**INSTRUCTIONS FOR THE TASK:** Please output the lines of the data from the line containing "white-stone[interactable]: [114, 190, 134, 210]" through the line containing "white-stone[interactable]: [95, 152, 115, 172]", both included, as a JSON list of strings with one string per line and blank lines omitted.

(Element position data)
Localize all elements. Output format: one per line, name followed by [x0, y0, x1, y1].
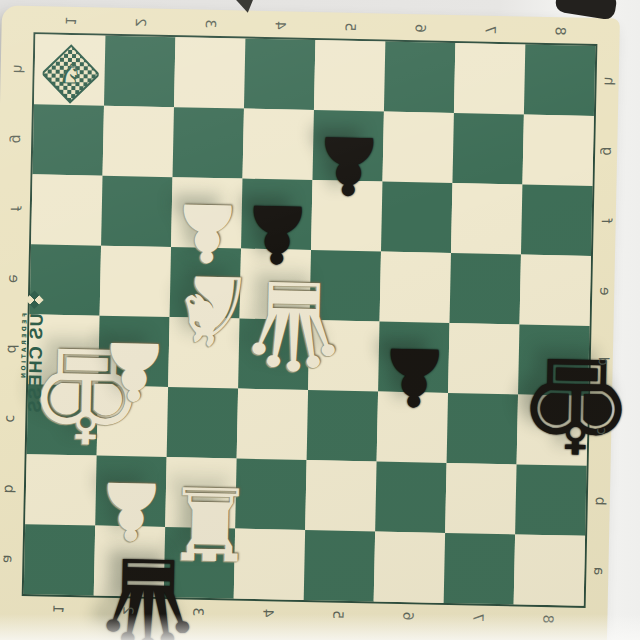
rank-label-top-1: 1 [61, 11, 81, 31]
file-label-right-a: a [589, 561, 609, 581]
square-b7[interactable] [445, 463, 516, 534]
svg-text:♞: ♞ [59, 59, 83, 89]
square-c4[interactable] [237, 389, 308, 460]
us-chess-logo-icon: ♞ [42, 42, 99, 105]
square-h5[interactable] [314, 40, 385, 111]
square-e7[interactable] [450, 253, 521, 324]
file-label-left-e: e [4, 269, 24, 289]
rank-label-bottom-3: 3 [188, 602, 208, 622]
file-label-left-c: c [1, 409, 21, 429]
square-e8[interactable] [520, 254, 591, 325]
square-f6[interactable] [381, 182, 452, 253]
square-h2[interactable] [104, 36, 175, 107]
piece-white-pawn-f3[interactable]: ♟ [171, 191, 243, 272]
piece-black-queen-a2[interactable]: ♛ [92, 540, 165, 640]
square-h3[interactable] [174, 37, 245, 108]
square-f7[interactable] [451, 183, 522, 254]
rank-label-top-5: 5 [340, 17, 360, 37]
square-c3[interactable] [167, 387, 238, 458]
square-b6[interactable] [375, 461, 446, 532]
chess-board: ♞ ♚♛♜♞♟♟♟♚♛♟♟♟ [24, 34, 596, 606]
photo-canvas: ♞ ♚♛♜♞♟♟♟♚♛♟♟♟ FEDERATION US CHESS 11223… [0, 0, 640, 640]
square-g8[interactable] [522, 114, 593, 185]
square-g4[interactable] [242, 109, 313, 180]
square-f2[interactable] [101, 176, 172, 247]
rank-label-bottom-2: 2 [118, 600, 138, 620]
square-a7[interactable] [444, 533, 515, 604]
rank-label-bottom-8: 8 [538, 609, 558, 629]
file-label-left-d: d [3, 339, 23, 359]
file-label-right-d: d [594, 351, 614, 371]
square-d7[interactable] [448, 323, 519, 394]
piece-black-pawn-f4[interactable]: ♟ [241, 193, 313, 274]
square-g1[interactable] [33, 104, 104, 175]
piece-white-pawn-d2[interactable]: ♟ [98, 330, 170, 411]
square-e2[interactable] [100, 246, 171, 317]
piece-black-pawn-g5[interactable]: ♟ [312, 124, 384, 205]
rank-label-bottom-7: 7 [468, 607, 488, 627]
rank-label-top-6: 6 [410, 18, 430, 38]
square-a8[interactable] [514, 534, 585, 605]
square-g7[interactable] [452, 113, 523, 184]
rank-label-bottom-4: 4 [258, 603, 278, 623]
square-f1[interactable] [31, 174, 102, 245]
square-e6[interactable] [380, 252, 451, 323]
square-a5[interactable] [304, 530, 375, 601]
rank-label-top-3: 3 [201, 14, 221, 34]
square-c5[interactable] [307, 390, 378, 461]
file-label-left-b: b [0, 479, 20, 499]
square-h4[interactable] [244, 39, 315, 110]
us-chess-mini-diamond-icon [25, 291, 43, 309]
square-g6[interactable] [382, 112, 453, 183]
file-label-left-g: g [7, 129, 27, 149]
rank-label-top-2: 2 [131, 12, 151, 32]
square-g2[interactable] [103, 106, 174, 177]
vinyl-chess-mat: ♞ ♚♛♜♞♟♟♟♚♛♟♟♟ FEDERATION US CHESS 11223… [0, 6, 620, 640]
mat-edge-tab [235, 0, 255, 14]
file-label-right-f: f [596, 211, 616, 231]
file-label-left-f: f [6, 199, 26, 219]
us-chess-text: US CHESS [26, 313, 46, 413]
rank-label-bottom-5: 5 [328, 604, 348, 624]
square-a6[interactable] [374, 531, 445, 602]
piece-black-pawn-d6[interactable]: ♟ [378, 336, 450, 417]
square-h8[interactable] [524, 44, 595, 115]
file-label-right-e: e [595, 281, 615, 301]
rank-label-top-7: 7 [480, 20, 500, 40]
rank-label-top-4: 4 [271, 15, 291, 35]
square-c7[interactable] [447, 393, 518, 464]
file-label-right-c: c [592, 421, 612, 441]
square-h7[interactable] [454, 43, 525, 114]
rank-label-bottom-6: 6 [398, 606, 418, 626]
file-label-right-b: b [591, 491, 611, 511]
file-label-right-g: g [598, 141, 618, 161]
square-a1[interactable] [24, 524, 95, 595]
file-label-left-h: h [9, 59, 29, 79]
file-label-left-a: a [0, 549, 19, 569]
piece-black-king-d8[interactable]: ♚ [516, 338, 589, 469]
rank-label-top-8: 8 [550, 21, 570, 41]
square-h6[interactable] [384, 42, 455, 113]
square-f8[interactable] [521, 184, 592, 255]
square-g3[interactable] [173, 107, 244, 178]
rank-label-bottom-1: 1 [48, 599, 68, 619]
square-b5[interactable] [305, 460, 376, 531]
coordinate-labels: 1122334455667788hhggffeeddccbbaa [2, 6, 620, 19]
file-label-right-h: h [599, 71, 619, 91]
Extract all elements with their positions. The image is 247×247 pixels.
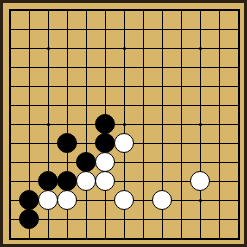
white-stone[interactable]: [114, 190, 134, 210]
white-stone[interactable]: [95, 171, 115, 191]
hoshi-star-point: [123, 123, 126, 126]
black-stone[interactable]: [57, 171, 77, 191]
white-stone[interactable]: [190, 171, 210, 191]
hoshi-star-point: [199, 47, 202, 50]
white-stone[interactable]: [76, 171, 96, 191]
white-stone[interactable]: [57, 190, 77, 210]
black-stone[interactable]: [19, 190, 39, 210]
white-stone[interactable]: [95, 152, 115, 172]
black-stone[interactable]: [76, 152, 96, 172]
white-stone[interactable]: [38, 190, 58, 210]
white-stone[interactable]: [114, 133, 134, 153]
grid-line-vertical: [181, 10, 182, 239]
black-stone[interactable]: [95, 133, 115, 153]
grid-line-vertical: [143, 10, 144, 239]
hoshi-star-point: [123, 47, 126, 50]
grid-line-horizontal: [10, 162, 239, 163]
go-diagram: [0, 0, 247, 247]
hoshi-star-point: [199, 199, 202, 202]
white-stone[interactable]: [152, 190, 172, 210]
black-stone[interactable]: [57, 133, 77, 153]
black-stone[interactable]: [38, 171, 58, 191]
grid-line-horizontal: [10, 219, 239, 220]
black-stone[interactable]: [19, 209, 39, 229]
grid-line-vertical: [219, 10, 220, 239]
black-stone[interactable]: [95, 114, 115, 134]
hoshi-star-point: [47, 47, 50, 50]
go-board[interactable]: [0, 0, 247, 247]
hoshi-star-point: [47, 123, 50, 126]
hoshi-star-point: [199, 123, 202, 126]
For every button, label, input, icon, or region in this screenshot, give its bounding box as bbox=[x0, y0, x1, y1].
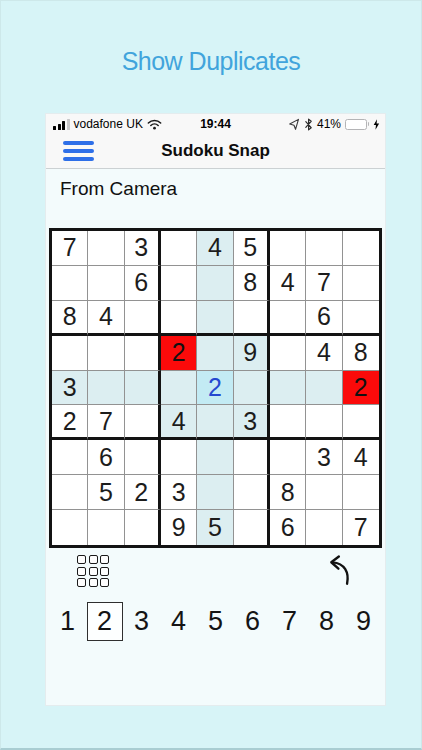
location-arrow-icon bbox=[288, 118, 300, 130]
cell-r4c7[interactable] bbox=[270, 336, 306, 371]
cell-r2c3[interactable]: 6 bbox=[125, 266, 161, 301]
numpad-2[interactable]: 2 bbox=[86, 600, 123, 642]
cell-r7c1[interactable] bbox=[52, 440, 88, 475]
cell-r9c1[interactable] bbox=[52, 510, 88, 545]
cell-r4c5[interactable] bbox=[197, 336, 233, 371]
cell-r6c4[interactable]: 4 bbox=[161, 405, 197, 440]
battery-percent-label: 41% bbox=[317, 117, 341, 131]
cell-r3c7[interactable] bbox=[270, 301, 306, 336]
numpad-7[interactable]: 7 bbox=[271, 600, 308, 642]
source-label: From Camera bbox=[60, 178, 177, 200]
cell-r3c9[interactable] bbox=[343, 301, 379, 336]
cell-r6c9[interactable] bbox=[343, 405, 379, 440]
numpad-8[interactable]: 8 bbox=[308, 600, 345, 642]
cell-r1c9[interactable] bbox=[343, 231, 379, 266]
cell-r3c8[interactable]: 6 bbox=[306, 301, 342, 336]
cell-r5c2[interactable] bbox=[88, 371, 124, 406]
cell-r1c2[interactable] bbox=[88, 231, 124, 266]
cell-r8c5[interactable] bbox=[197, 475, 233, 510]
cell-r8c2[interactable]: 5 bbox=[88, 475, 124, 510]
cell-r9c2[interactable] bbox=[88, 510, 124, 545]
cell-r6c2[interactable]: 7 bbox=[88, 405, 124, 440]
cell-r6c6[interactable]: 3 bbox=[234, 405, 270, 440]
cell-r5c5[interactable]: 2 bbox=[197, 371, 233, 406]
cell-r1c4[interactable] bbox=[161, 231, 197, 266]
cell-r5c8[interactable] bbox=[306, 371, 342, 406]
cell-r4c9[interactable]: 8 bbox=[343, 336, 379, 371]
cell-r5c9[interactable]: 2 bbox=[343, 371, 379, 406]
cell-r2c7[interactable]: 4 bbox=[270, 266, 306, 301]
cell-r5c3[interactable] bbox=[125, 371, 161, 406]
numpad-4[interactable]: 4 bbox=[160, 600, 197, 642]
cell-r7c4[interactable] bbox=[161, 440, 197, 475]
cell-r8c9[interactable] bbox=[343, 475, 379, 510]
cell-r6c7[interactable] bbox=[270, 405, 306, 440]
cell-r2c4[interactable] bbox=[161, 266, 197, 301]
undo-icon[interactable] bbox=[322, 552, 353, 592]
cell-r2c9[interactable] bbox=[343, 266, 379, 301]
cell-r3c1[interactable]: 8 bbox=[52, 301, 88, 336]
cell-r5c6[interactable] bbox=[234, 371, 270, 406]
cell-r7c6[interactable] bbox=[234, 440, 270, 475]
cell-r1c1[interactable]: 7 bbox=[52, 231, 88, 266]
cell-r1c8[interactable] bbox=[306, 231, 342, 266]
cell-r3c3[interactable] bbox=[125, 301, 161, 336]
cell-r8c4[interactable]: 3 bbox=[161, 475, 197, 510]
cell-r3c2[interactable]: 4 bbox=[88, 301, 124, 336]
hamburger-menu-icon[interactable] bbox=[63, 141, 94, 161]
sudoku-board: 734568478462948322274363452389567 bbox=[49, 228, 382, 548]
cell-r2c5[interactable] bbox=[197, 266, 233, 301]
nav-bar: Sudoku Snap bbox=[46, 134, 385, 169]
pencil-marks-grid-icon[interactable] bbox=[77, 555, 109, 587]
cell-r9c3[interactable] bbox=[125, 510, 161, 545]
cell-r1c7[interactable] bbox=[270, 231, 306, 266]
cell-r5c4[interactable] bbox=[161, 371, 197, 406]
cell-r1c5[interactable]: 4 bbox=[197, 231, 233, 266]
cell-r1c3[interactable]: 3 bbox=[125, 231, 161, 266]
cell-r3c6[interactable] bbox=[234, 301, 270, 336]
app-title: Sudoku Snap bbox=[46, 141, 385, 161]
cell-r8c7[interactable]: 8 bbox=[270, 475, 306, 510]
cell-r9c7[interactable]: 6 bbox=[270, 510, 306, 545]
cell-r8c3[interactable]: 2 bbox=[125, 475, 161, 510]
cell-r7c7[interactable] bbox=[270, 440, 306, 475]
numpad-5[interactable]: 5 bbox=[197, 600, 234, 642]
cell-r9c8[interactable] bbox=[306, 510, 342, 545]
wifi-icon bbox=[147, 119, 162, 130]
charging-bolt-icon bbox=[373, 119, 380, 130]
cell-r9c5[interactable]: 5 bbox=[197, 510, 233, 545]
cell-r6c8[interactable] bbox=[306, 405, 342, 440]
cell-r8c1[interactable] bbox=[52, 475, 88, 510]
number-pad: 123456789 bbox=[49, 600, 382, 642]
cell-r9c6[interactable] bbox=[234, 510, 270, 545]
bluetooth-icon bbox=[304, 118, 313, 131]
page-title: Show Duplicates bbox=[1, 47, 421, 76]
cell-r4c2[interactable] bbox=[88, 336, 124, 371]
cell-r7c9[interactable]: 4 bbox=[343, 440, 379, 475]
clock: 19:44 bbox=[200, 114, 231, 134]
battery-icon bbox=[345, 119, 369, 130]
cell-r8c6[interactable] bbox=[234, 475, 270, 510]
cell-r9c4[interactable]: 9 bbox=[161, 510, 197, 545]
cell-r2c2[interactable] bbox=[88, 266, 124, 301]
cell-r4c6[interactable]: 9 bbox=[234, 336, 270, 371]
cell-r7c5[interactable] bbox=[197, 440, 233, 475]
cell-r7c3[interactable] bbox=[125, 440, 161, 475]
cell-r2c8[interactable]: 7 bbox=[306, 266, 342, 301]
cell-r3c5[interactable] bbox=[197, 301, 233, 336]
carrier-label: vodafone UK bbox=[74, 117, 143, 131]
cell-r4c4[interactable]: 2 bbox=[161, 336, 197, 371]
cell-r4c1[interactable] bbox=[52, 336, 88, 371]
cell-r7c2[interactable]: 6 bbox=[88, 440, 124, 475]
cell-r2c6[interactable]: 8 bbox=[234, 266, 270, 301]
cell-r2c1[interactable] bbox=[52, 266, 88, 301]
page-background: Show Duplicates vodafone UK 19:44 bbox=[0, 0, 422, 750]
cell-r4c8[interactable]: 4 bbox=[306, 336, 342, 371]
app-screenshot: vodafone UK 19:44 41% bbox=[45, 113, 386, 706]
numpad-6[interactable]: 6 bbox=[234, 600, 271, 642]
cell-r1c6[interactable]: 5 bbox=[234, 231, 270, 266]
cell-r6c1[interactable]: 2 bbox=[52, 405, 88, 440]
cell-r5c1[interactable]: 3 bbox=[52, 371, 88, 406]
cell-r5c7[interactable] bbox=[270, 371, 306, 406]
numpad-1[interactable]: 1 bbox=[49, 600, 86, 642]
cellular-signal-icon bbox=[53, 119, 70, 130]
numpad-3[interactable]: 3 bbox=[123, 600, 160, 642]
cell-r3c4[interactable] bbox=[161, 301, 197, 336]
cell-r4c3[interactable] bbox=[125, 336, 161, 371]
cell-r8c8[interactable] bbox=[306, 475, 342, 510]
cell-r7c8[interactable]: 3 bbox=[306, 440, 342, 475]
cell-r9c9[interactable]: 7 bbox=[343, 510, 379, 545]
cell-r6c5[interactable] bbox=[197, 405, 233, 440]
status-bar: vodafone UK 19:44 41% bbox=[46, 114, 385, 134]
cell-r6c3[interactable] bbox=[125, 405, 161, 440]
numpad-9[interactable]: 9 bbox=[345, 600, 382, 642]
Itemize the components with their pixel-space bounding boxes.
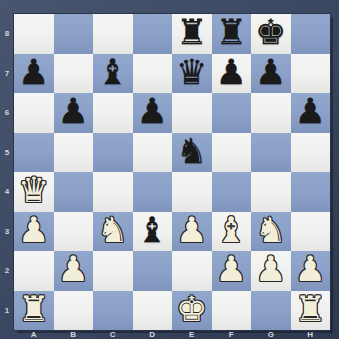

**EXERCISE ANSWER:**
[
  "white-stone[interactable]: [114, 190, 134, 210]",
  "white-stone[interactable]: [95, 171, 115, 191]",
  "hoshi-star-point: [123, 123, 126, 126]",
  "black-stone[interactable]: [57, 171, 77, 191]",
  "white-stone[interactable]: [190, 171, 210, 191]",
  "hoshi-star-point: [199, 47, 202, 50]",
  "white-stone[interactable]: [76, 171, 96, 191]",
  "white-stone[interactable]: [57, 190, 77, 210]",
  "black-stone[interactable]: [19, 190, 39, 210]",
  "white-stone[interactable]: [95, 152, 115, 172]"
]